> [Directions for this task] State the number of lines that hold the string "bldr", with nothing added.

> [Entries from a dataset]
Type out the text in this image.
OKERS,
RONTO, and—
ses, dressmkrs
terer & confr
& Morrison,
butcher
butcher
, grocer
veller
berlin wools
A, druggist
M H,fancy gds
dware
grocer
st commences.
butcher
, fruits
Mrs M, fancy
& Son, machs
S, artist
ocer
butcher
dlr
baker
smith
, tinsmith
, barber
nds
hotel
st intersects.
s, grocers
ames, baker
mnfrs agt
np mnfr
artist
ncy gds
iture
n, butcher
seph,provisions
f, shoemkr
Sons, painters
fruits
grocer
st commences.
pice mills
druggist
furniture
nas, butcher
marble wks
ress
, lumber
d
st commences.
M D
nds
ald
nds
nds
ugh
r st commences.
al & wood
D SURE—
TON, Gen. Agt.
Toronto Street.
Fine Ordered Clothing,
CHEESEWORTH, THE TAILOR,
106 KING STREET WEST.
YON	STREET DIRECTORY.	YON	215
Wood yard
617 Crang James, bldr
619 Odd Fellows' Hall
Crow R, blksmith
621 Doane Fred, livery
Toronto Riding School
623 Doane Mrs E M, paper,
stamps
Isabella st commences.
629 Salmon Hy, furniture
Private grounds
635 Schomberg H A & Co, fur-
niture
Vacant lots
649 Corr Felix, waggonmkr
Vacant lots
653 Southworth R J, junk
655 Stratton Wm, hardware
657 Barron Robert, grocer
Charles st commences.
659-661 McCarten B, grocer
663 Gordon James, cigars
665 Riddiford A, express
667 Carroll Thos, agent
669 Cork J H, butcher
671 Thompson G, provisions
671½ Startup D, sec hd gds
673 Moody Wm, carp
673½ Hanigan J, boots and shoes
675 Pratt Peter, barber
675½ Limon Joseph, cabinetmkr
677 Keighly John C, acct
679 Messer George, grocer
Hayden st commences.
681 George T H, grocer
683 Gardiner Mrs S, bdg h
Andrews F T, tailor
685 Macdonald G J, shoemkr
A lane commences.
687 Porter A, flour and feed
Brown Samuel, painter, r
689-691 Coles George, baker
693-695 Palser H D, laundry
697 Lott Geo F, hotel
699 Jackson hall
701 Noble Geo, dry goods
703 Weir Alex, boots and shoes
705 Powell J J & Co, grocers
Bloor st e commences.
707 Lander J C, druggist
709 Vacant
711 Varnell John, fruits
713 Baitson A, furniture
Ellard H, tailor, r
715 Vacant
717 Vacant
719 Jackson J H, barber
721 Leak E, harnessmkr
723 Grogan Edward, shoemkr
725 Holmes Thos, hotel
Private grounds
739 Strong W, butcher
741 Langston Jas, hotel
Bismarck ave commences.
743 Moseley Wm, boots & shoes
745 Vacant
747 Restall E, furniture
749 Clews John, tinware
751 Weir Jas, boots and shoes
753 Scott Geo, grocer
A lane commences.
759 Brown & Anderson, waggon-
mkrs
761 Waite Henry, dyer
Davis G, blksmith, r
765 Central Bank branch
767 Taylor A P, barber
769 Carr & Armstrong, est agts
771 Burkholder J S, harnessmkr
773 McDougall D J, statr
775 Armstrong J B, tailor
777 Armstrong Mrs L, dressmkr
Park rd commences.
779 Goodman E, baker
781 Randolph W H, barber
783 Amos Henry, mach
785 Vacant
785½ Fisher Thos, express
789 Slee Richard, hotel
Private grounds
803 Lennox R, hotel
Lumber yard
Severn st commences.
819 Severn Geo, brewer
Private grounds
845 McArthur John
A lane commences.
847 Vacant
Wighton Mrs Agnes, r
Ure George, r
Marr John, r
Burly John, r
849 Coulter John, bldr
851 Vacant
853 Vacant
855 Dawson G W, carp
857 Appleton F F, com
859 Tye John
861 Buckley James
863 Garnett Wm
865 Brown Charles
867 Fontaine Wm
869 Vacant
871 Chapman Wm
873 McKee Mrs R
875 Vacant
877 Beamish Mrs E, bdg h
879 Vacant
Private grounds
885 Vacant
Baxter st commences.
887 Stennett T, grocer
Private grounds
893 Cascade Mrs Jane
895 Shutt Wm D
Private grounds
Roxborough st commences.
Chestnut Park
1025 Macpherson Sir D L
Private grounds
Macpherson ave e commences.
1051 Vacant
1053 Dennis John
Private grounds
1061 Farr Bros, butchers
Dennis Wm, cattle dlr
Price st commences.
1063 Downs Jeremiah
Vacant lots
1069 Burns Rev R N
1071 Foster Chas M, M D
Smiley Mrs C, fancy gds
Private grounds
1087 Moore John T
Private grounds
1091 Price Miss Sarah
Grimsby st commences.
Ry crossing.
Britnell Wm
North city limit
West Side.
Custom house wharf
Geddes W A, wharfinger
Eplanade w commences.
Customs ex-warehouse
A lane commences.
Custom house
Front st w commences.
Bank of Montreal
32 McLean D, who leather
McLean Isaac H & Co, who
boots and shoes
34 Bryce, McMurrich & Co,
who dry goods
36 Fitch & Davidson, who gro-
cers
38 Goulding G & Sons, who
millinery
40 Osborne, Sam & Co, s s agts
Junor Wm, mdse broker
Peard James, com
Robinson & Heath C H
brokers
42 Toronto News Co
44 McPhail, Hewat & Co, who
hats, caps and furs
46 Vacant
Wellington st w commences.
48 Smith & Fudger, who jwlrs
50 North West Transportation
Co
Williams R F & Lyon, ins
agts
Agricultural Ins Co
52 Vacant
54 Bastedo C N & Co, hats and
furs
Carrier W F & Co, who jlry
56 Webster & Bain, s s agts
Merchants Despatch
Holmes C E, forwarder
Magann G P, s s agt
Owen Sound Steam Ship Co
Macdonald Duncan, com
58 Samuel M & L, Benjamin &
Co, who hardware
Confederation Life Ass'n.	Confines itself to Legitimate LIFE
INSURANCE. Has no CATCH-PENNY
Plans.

> [Answer to this exercise] 2